The request> In the records that follow, show each line where the word "usage" is present.

※

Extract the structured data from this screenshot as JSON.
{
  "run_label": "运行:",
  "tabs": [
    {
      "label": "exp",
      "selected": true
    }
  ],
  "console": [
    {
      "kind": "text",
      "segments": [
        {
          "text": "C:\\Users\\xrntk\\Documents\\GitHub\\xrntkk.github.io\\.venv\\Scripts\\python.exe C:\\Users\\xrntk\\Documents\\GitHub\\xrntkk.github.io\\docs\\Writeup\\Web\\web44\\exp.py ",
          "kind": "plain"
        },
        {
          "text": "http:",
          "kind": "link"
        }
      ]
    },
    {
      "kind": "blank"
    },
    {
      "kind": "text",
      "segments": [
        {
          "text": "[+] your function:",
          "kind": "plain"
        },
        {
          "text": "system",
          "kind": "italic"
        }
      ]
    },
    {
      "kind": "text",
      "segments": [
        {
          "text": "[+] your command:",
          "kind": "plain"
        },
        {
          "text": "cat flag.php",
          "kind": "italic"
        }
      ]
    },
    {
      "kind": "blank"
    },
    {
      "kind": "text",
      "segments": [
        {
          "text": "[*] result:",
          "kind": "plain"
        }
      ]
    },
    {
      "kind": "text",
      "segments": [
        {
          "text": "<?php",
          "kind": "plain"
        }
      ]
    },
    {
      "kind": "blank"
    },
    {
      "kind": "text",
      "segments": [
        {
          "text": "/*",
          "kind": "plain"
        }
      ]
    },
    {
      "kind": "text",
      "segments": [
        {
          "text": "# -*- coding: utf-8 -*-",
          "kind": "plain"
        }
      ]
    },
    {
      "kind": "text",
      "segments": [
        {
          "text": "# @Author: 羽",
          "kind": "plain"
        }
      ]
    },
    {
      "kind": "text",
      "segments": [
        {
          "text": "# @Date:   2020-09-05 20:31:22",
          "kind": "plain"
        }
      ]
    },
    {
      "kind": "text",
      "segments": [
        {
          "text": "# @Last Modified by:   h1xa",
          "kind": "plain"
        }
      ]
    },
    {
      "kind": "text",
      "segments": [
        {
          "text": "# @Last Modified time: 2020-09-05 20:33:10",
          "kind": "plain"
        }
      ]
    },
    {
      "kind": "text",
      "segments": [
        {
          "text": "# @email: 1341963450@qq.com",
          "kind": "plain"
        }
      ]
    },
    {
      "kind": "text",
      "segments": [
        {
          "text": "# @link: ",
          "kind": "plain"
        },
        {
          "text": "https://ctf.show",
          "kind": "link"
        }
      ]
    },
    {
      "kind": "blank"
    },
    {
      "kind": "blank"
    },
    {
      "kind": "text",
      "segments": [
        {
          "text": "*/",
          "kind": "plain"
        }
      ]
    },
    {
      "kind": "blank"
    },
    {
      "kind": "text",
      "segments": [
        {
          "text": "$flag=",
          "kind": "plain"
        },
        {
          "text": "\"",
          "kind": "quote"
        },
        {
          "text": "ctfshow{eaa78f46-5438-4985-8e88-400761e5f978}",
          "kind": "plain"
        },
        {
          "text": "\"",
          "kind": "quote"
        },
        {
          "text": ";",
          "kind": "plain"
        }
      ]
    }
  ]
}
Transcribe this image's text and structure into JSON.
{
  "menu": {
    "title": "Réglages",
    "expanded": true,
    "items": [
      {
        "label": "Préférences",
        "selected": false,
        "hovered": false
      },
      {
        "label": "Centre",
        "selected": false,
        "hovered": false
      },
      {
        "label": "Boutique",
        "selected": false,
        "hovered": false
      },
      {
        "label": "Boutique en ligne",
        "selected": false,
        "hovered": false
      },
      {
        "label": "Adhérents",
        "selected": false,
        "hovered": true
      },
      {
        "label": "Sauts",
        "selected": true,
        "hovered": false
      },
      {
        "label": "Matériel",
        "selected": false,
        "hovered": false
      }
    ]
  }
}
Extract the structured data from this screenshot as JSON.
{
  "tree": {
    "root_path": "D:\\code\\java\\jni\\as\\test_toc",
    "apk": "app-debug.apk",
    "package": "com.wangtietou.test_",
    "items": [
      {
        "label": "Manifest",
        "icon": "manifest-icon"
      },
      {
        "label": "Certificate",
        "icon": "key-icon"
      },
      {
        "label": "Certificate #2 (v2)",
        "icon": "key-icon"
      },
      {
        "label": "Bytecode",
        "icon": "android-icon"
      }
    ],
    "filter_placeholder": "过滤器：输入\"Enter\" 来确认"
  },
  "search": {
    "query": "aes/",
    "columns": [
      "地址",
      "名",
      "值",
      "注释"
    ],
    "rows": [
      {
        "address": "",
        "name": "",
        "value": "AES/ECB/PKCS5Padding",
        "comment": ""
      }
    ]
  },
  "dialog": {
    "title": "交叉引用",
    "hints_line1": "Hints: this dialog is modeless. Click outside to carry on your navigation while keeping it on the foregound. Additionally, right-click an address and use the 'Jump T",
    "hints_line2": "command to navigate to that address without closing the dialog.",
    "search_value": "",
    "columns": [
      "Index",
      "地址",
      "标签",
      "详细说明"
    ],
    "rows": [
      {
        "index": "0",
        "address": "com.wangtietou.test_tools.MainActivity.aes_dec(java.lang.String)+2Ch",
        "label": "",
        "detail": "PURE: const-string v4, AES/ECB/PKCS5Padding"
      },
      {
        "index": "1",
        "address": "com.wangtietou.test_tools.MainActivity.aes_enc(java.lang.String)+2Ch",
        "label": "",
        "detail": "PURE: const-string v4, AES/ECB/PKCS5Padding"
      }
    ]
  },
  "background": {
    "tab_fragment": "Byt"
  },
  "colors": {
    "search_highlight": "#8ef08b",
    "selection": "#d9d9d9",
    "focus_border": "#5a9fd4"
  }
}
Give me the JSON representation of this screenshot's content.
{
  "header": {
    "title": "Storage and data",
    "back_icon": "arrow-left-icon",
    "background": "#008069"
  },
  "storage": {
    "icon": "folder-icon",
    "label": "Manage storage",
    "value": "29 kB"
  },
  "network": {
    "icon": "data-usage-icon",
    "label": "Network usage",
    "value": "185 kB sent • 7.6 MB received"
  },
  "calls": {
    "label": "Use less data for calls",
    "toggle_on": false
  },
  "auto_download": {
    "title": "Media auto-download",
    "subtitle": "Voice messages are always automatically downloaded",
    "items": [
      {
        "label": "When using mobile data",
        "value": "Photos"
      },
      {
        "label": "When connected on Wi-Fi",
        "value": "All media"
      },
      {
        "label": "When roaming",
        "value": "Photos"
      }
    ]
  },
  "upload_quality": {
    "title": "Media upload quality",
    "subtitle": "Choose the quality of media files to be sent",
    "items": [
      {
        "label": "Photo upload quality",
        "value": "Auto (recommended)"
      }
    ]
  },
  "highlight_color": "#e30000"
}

※

Response>
    "icon": "data-usage-icon",
    "label": "Network usage",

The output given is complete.